**THE INPUT:**
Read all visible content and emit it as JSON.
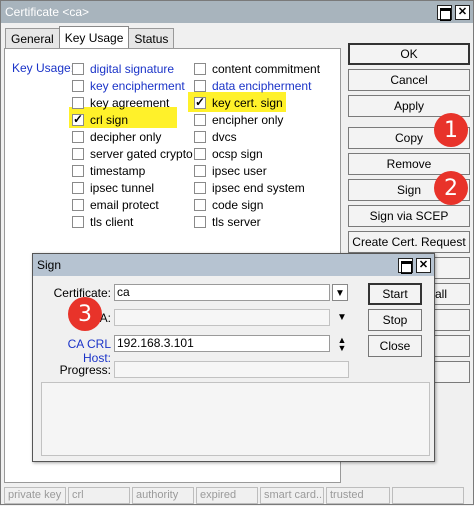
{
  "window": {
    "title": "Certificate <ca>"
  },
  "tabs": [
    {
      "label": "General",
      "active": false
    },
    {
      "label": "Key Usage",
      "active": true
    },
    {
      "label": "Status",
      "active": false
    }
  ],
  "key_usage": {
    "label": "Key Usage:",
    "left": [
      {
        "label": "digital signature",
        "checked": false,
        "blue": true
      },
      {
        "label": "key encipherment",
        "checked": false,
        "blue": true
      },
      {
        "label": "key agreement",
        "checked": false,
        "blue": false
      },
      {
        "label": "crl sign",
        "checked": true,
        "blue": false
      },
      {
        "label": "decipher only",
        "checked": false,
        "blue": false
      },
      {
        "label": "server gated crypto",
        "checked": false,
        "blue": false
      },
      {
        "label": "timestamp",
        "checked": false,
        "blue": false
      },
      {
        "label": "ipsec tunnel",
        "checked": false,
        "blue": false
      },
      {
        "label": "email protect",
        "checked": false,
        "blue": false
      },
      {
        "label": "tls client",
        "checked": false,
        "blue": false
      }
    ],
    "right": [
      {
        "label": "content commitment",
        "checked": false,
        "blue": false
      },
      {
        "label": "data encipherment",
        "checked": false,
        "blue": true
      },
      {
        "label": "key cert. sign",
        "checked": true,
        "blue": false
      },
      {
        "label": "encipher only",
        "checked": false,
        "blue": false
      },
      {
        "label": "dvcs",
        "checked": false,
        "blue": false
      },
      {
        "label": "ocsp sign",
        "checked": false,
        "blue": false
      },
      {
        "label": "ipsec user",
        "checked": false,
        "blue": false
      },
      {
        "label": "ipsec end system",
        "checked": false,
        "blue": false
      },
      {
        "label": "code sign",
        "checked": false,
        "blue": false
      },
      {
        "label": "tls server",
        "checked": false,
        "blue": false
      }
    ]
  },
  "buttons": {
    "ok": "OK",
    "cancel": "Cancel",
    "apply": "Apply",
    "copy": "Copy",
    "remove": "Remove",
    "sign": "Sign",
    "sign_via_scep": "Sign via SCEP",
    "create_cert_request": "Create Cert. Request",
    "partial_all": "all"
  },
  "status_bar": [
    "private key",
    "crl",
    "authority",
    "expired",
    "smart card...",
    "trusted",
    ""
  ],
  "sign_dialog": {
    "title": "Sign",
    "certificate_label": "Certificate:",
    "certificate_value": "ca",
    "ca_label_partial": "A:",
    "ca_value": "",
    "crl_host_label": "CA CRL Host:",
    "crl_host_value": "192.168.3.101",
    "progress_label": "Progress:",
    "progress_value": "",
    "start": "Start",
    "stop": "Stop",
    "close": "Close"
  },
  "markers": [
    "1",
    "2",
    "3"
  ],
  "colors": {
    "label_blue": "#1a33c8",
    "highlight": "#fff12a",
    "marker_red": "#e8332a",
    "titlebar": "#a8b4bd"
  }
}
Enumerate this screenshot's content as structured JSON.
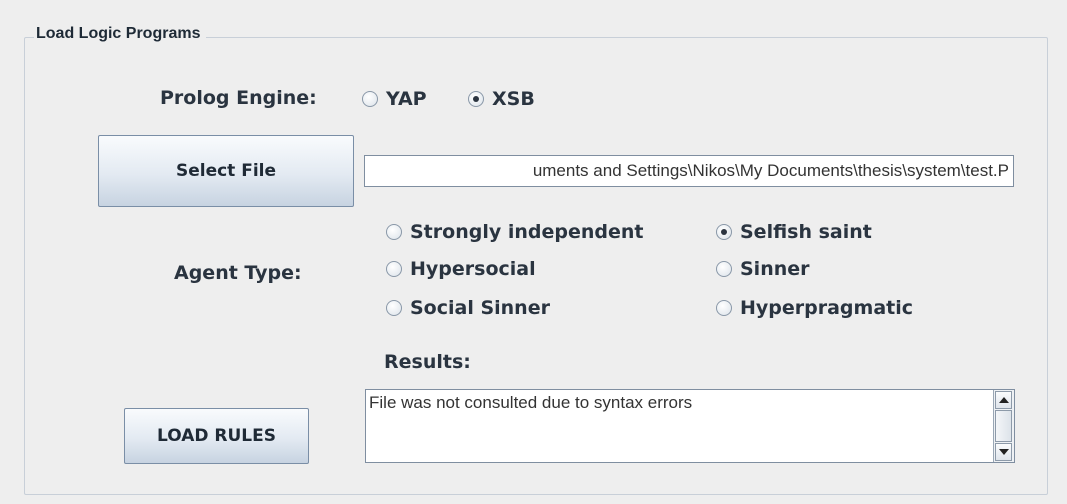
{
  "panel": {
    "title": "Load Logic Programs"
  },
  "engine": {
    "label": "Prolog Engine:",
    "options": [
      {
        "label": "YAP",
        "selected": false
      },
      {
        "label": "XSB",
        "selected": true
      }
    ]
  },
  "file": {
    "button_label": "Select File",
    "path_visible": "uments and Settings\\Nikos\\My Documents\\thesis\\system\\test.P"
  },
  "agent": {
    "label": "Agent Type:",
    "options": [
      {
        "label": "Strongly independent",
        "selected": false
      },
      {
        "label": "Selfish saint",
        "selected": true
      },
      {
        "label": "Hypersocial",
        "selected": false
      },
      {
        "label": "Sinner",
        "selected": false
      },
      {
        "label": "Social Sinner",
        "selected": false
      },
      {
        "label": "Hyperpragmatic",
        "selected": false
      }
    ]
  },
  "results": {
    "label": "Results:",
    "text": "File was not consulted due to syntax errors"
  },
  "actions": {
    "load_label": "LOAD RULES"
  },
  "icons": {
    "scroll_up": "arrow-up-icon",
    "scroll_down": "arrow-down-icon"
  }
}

**PROBLEM REQUIREMENTS:**
Transcribe the listing in full and omit the pictures.

**EXERCISE SOLUTION:**
Read all visible content and emit it as JSON.
{
  "window": {
    "title": "Certificate <ca>"
  },
  "tabs": [
    {
      "label": "General",
      "active": false
    },
    {
      "label": "Key Usage",
      "active": true
    },
    {
      "label": "Status",
      "active": false
    }
  ],
  "key_usage": {
    "label": "Key Usage:",
    "left": [
      {
        "label": "digital signature",
        "checked": false,
        "blue": true
      },
      {
        "label": "key encipherment",
        "checked": false,
        "blue": true
      },
      {
        "label": "key agreement",
        "checked": false,
        "blue": false
      },
      {
        "label": "crl sign",
        "checked": true,
        "blue": false
      },
      {
        "label": "decipher only",
        "checked": false,
        "blue": false
      },
      {
        "label": "server gated crypto",
        "checked": false,
        "blue": false
      },
      {
        "label": "timestamp",
        "checked": false,
        "blue": false
      },
      {
        "label": "ipsec tunnel",
        "checked": false,
        "blue": false
      },
      {
        "label": "email protect",
        "checked": false,
        "blue": false
      },
      {
        "label": "tls client",
        "checked": false,
        "blue": false
      }
    ],
    "right": [
      {
        "label": "content commitment",
        "checked": false,
        "blue": false
      },
      {
        "label": "data encipherment",
        "checked": false,
        "blue": true
      },
      {
        "label": "key cert. sign",
        "checked": true,
        "blue": false
      },
      {
        "label": "encipher only",
        "checked": false,
        "blue": false
      },
      {
        "label": "dvcs",
        "checked": false,
        "blue": false
      },
      {
        "label": "ocsp sign",
        "checked": false,
        "blue": false
      },
      {
        "label": "ipsec user",
        "checked": false,
        "blue": false
      },
      {
        "label": "ipsec end system",
        "checked": false,
        "blue": false
      },
      {
        "label": "code sign",
        "checked": false,
        "blue": false
      },
      {
        "label": "tls server",
        "checked": false,
        "blue": false
      }
    ]
  },
  "buttons": {
    "ok": "OK",
    "cancel": "Cancel",
    "apply": "Apply",
    "copy": "Copy",
    "remove": "Remove",
    "sign": "Sign",
    "sign_via_scep": "Sign via SCEP",
    "create_cert_request": "Create Cert. Request",
    "partial_all": "all"
  },
  "status_bar": [
    "private key",
    "crl",
    "authority",
    "expired",
    "smart card...",
    "trusted",
    ""
  ],
  "sign_dialog": {
    "title": "Sign",
    "certificate_label": "Certificate:",
    "certificate_value": "ca",
    "ca_label_partial": "A:",
    "ca_value": "",
    "crl_host_label": "CA CRL Host:",
    "crl_host_value": "192.168.3.101",
    "progress_label": "Progress:",
    "progress_value": "",
    "start": "Start",
    "stop": "Stop",
    "close": "Close"
  },
  "markers": [
    "1",
    "2",
    "3"
  ],
  "colors": {
    "label_blue": "#1a33c8",
    "highlight": "#fff12a",
    "marker_red": "#e8332a",
    "titlebar": "#a8b4bd"
  }
}
Enumerate this screenshot's content as structured JSON.
{
  "panel": {
    "title": "Load Logic Programs"
  },
  "engine": {
    "label": "Prolog Engine:",
    "options": [
      {
        "label": "YAP",
        "selected": false
      },
      {
        "label": "XSB",
        "selected": true
      }
    ]
  },
  "file": {
    "button_label": "Select File",
    "path_visible": "uments and Settings\\Nikos\\My Documents\\thesis\\system\\test.P"
  },
  "agent": {
    "label": "Agent Type:",
    "options": [
      {
        "label": "Strongly independent",
        "selected": false
      },
      {
        "label": "Selfish saint",
        "selected": true
      },
      {
        "label": "Hypersocial",
        "selected": false
      },
      {
        "label": "Sinner",
        "selected": false
      },
      {
        "label": "Social Sinner",
        "selected": false
      },
      {
        "label": "Hyperpragmatic",
        "selected": false
      }
    ]
  },
  "results": {
    "label": "Results:",
    "text": "File was not consulted due to syntax errors"
  },
  "actions": {
    "load_label": "LOAD RULES"
  },
  "icons": {
    "scroll_up": "arrow-up-icon",
    "scroll_down": "arrow-down-icon"
  }
}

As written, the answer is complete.